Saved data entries

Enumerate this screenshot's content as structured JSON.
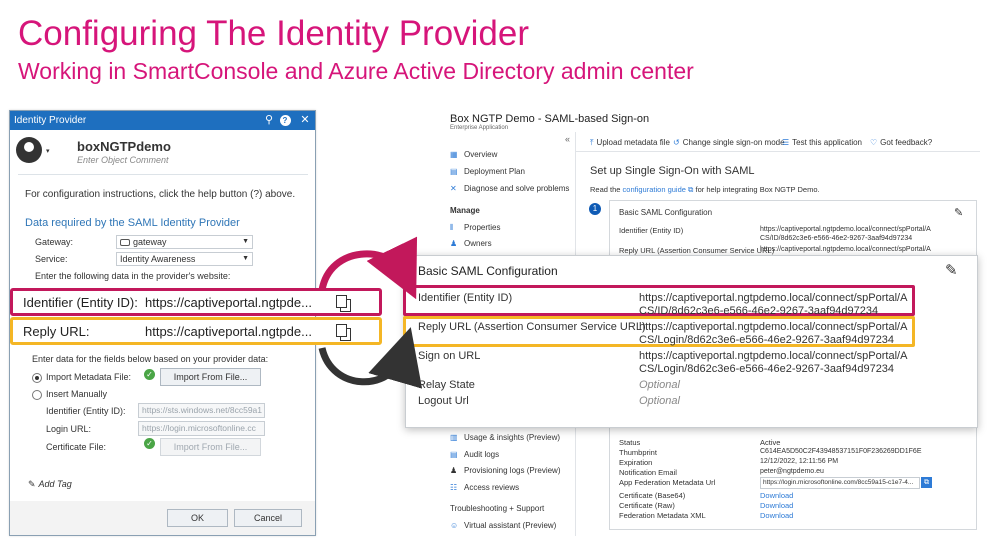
{
  "slide": {
    "title": "Configuring The Identity Provider",
    "subtitle": "Working in SmartConsole and Azure Active Directory admin center",
    "colors": {
      "accent": "#d6157a",
      "identifier_highlight": "#c2185b",
      "reply_highlight": "#f4b625"
    }
  },
  "dialog": {
    "window_title": "Identity Provider",
    "object_name": "boxNGTPdemo",
    "comment_placeholder": "Enter Object Comment",
    "help_text": "For configuration instructions, click the help button (?) above.",
    "section_title": "Data required by the SAML Identity Provider",
    "gateway_label": "Gateway:",
    "gateway_value": "gateway",
    "service_label": "Service:",
    "service_value": "Identity Awareness",
    "enter_data_text": "Enter the following data in the provider's website:",
    "fields_intro": "Enter data for the fields below based on your provider data:",
    "import_label": "Import Metadata File:",
    "import_button": "Import From File...",
    "manual_label": "Insert Manually",
    "identifier_label": "Identifier (Entity ID):",
    "identifier_value": "https://sts.windows.net/8cc59a1",
    "login_label": "Login URL:",
    "login_value": "https://login.microsoftonline.cc",
    "cert_label": "Certificate File:",
    "cert_button": "Import From File...",
    "add_tag": "Add Tag",
    "ok": "OK",
    "cancel": "Cancel",
    "icons": [
      "search-icon",
      "help-icon",
      "close-icon",
      "check-icon",
      "tag-icon",
      "copy-icon"
    ]
  },
  "highlights": {
    "identifier_label": "Identifier (Entity ID):",
    "identifier_value": "https://captiveportal.ngtpde...",
    "reply_label": "Reply URL:",
    "reply_value": "https://captiveportal.ngtpde..."
  },
  "azure": {
    "app_title": "Box NGTP Demo - SAML-based Sign-on",
    "app_subtitle": "Enterprise Application",
    "nav": [
      "Overview",
      "Deployment Plan",
      "Diagnose and solve problems"
    ],
    "manage_head": "Manage",
    "manage": [
      "Properties",
      "Owners"
    ],
    "activity": [
      "Usage & insights (Preview)",
      "Audit logs",
      "Provisioning logs (Preview)",
      "Access reviews"
    ],
    "troubleshoot_head": "Troubleshooting + Support",
    "troubleshoot": [
      "Virtual assistant (Preview)"
    ],
    "collapse": "«",
    "toolbar": [
      "Upload metadata file",
      "Change single sign-on mode",
      "Test this application",
      "Got feedback?"
    ],
    "heading": "Set up Single Sign-On with SAML",
    "read_prefix": "Read the",
    "read_link": "configuration guide",
    "read_suffix": "for help integrating Box NGTP Demo.",
    "step": "1",
    "card_title": "Basic SAML Configuration",
    "card_id_label": "Identifier (Entity ID)",
    "card_id_value": [
      "https://captiveportal.ngtpdemo.local/connect/spPortal/A",
      "CS/ID/8d62c3e6-e566-46e2-9267-3aaf94d97234"
    ],
    "card_reply_label": "Reply URL (Assertion Consumer Service URL)",
    "card_reply_value": [
      "https://captiveportal.ngtpdemo.local/connect/spPortal/A",
      "CS/Login/8d62c3e6-e566-46e2-9267-3aaf94d97234"
    ],
    "cert": {
      "status_label": "Status",
      "status_value": "Active",
      "thumb_label": "Thumbprint",
      "thumb_value": "C614EA5D50C2F43948537151F0F236269DD1F6E",
      "exp_label": "Expiration",
      "exp_value": "12/12/2022, 12:11:56 PM",
      "email_label": "Notification Email",
      "email_value": "peter@ngtpdemo.eu",
      "fed_label": "App Federation Metadata Url",
      "fed_value": "https://login.microsoftonline.com/8cc59a15-c1e7-4...",
      "b64_label": "Certificate (Base64)",
      "b64_value": "Download",
      "raw_label": "Certificate (Raw)",
      "raw_value": "Download",
      "xml_label": "Federation Metadata XML",
      "xml_value": "Download"
    }
  },
  "big_card": {
    "title": "Basic SAML Configuration",
    "identifier_label": "Identifier (Entity ID)",
    "identifier_value": [
      "https://captiveportal.ngtpdemo.local/connect/spPortal/A",
      "CS/ID/8d62c3e6-e566-46e2-9267-3aaf94d97234"
    ],
    "reply_label": "Reply URL (Assertion Consumer Service URL)",
    "reply_value": [
      "https://captiveportal.ngtpdemo.local/connect/spPortal/A",
      "CS/Login/8d62c3e6-e566-46e2-9267-3aaf94d97234"
    ],
    "signon_label": "Sign on URL",
    "signon_value": [
      "https://captiveportal.ngtpdemo.local/connect/spPortal/A",
      "CS/Login/8d62c3e6-e566-46e2-9267-3aaf94d97234"
    ],
    "relay_label": "Relay State",
    "relay_value": "Optional",
    "logout_label": "Logout Url",
    "logout_value": "Optional"
  }
}
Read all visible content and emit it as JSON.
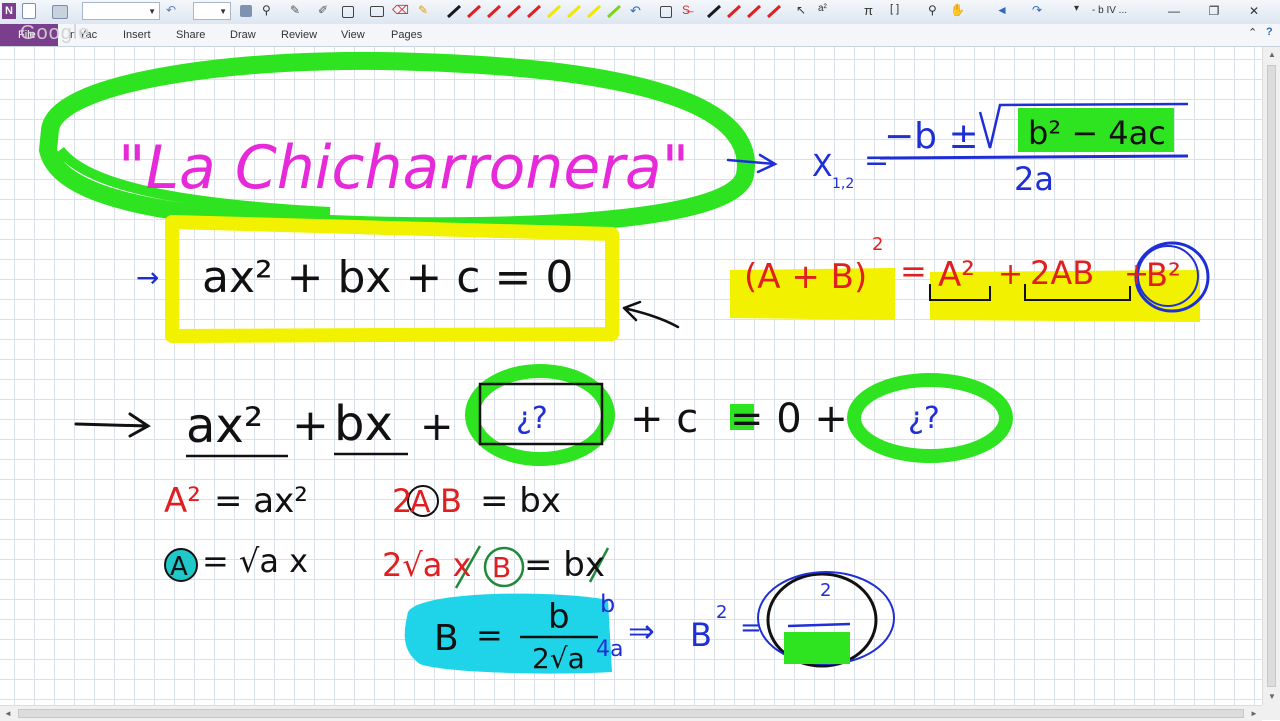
{
  "toolbar": {
    "app_icon": "onenote-icon",
    "window_title": "- b IV ...",
    "window_controls": [
      "minimize-icon",
      "restore-icon",
      "close-icon"
    ],
    "pen_colors": [
      "#1a1a1a",
      "#e02020",
      "#e02020",
      "#e02020",
      "#e02020",
      "#f2e600",
      "#f2e600",
      "#f2e600",
      "#7fd31a",
      "#1a1a1a",
      "#e02020",
      "#e02020",
      "#e02020"
    ]
  },
  "ribbon": {
    "file_label": "File",
    "tabs": [
      "Insert",
      "Share",
      "Draw",
      "Review",
      "View",
      "Pages"
    ],
    "overlay_watermark": "Google",
    "tab_partial": "n Yac",
    "controls": [
      "help-icon",
      "restore-icon",
      "close-icon"
    ]
  },
  "notes": {
    "title": "\"La Chicharronera\"",
    "formula": {
      "x_label": "X",
      "x_subscript": "1,2",
      "equals": "=",
      "numerator": "−b ±",
      "radicand": "b² − 4ac",
      "denominator": "2a"
    },
    "general_equation": {
      "arrow": "→",
      "text": "ax² + bx + c = 0"
    },
    "binomial_identity": {
      "left": "(A + B)",
      "left_exp": "2",
      "equals": "=",
      "term1": "A²",
      "plus1": "+",
      "term2": "2AB",
      "plus2": "+",
      "term3": "B²"
    },
    "completing_square": {
      "arrow": "→",
      "ax2": "ax²",
      "plus_bx": "+",
      "bx": "bx",
      "plus_q": "+",
      "question_1": "¿?",
      "plus_c": "+ c",
      "equals_zero": "= 0 +",
      "question_2": "¿?"
    },
    "derivation": {
      "a_squared": "A²",
      "eq_ax2": "= ax²",
      "two": "2",
      "a_circled": "A",
      "b_red": "B",
      "eq_bx": "= bx",
      "a_circled_2": "A",
      "eq_sqrt_ax": "= √a x",
      "two_sqrt_ax": "2√a x",
      "b_circled": "B",
      "eq_bx_2": "= bx",
      "b_result": "B",
      "eq": "=",
      "frac_num": "b",
      "frac_den": "2√a",
      "extra_b": "b",
      "extra_4a": "4a",
      "implies": "⇒",
      "b_sq": "B",
      "b_sq_exp": "2",
      "b_sq_eq": "=",
      "boxed_exp": "2"
    }
  }
}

To do:
List every line from the entries above in which "SAML" appears.

Result:
    "section_title": "Data required by the SAML Identity Provider",
    "app_title": "Box NGTP Demo - SAML-based Sign-on",
    "heading": "Set up Single Sign-On with SAML",
    "card_title": "Basic SAML Configuration",
    "title": "Basic SAML Configuration",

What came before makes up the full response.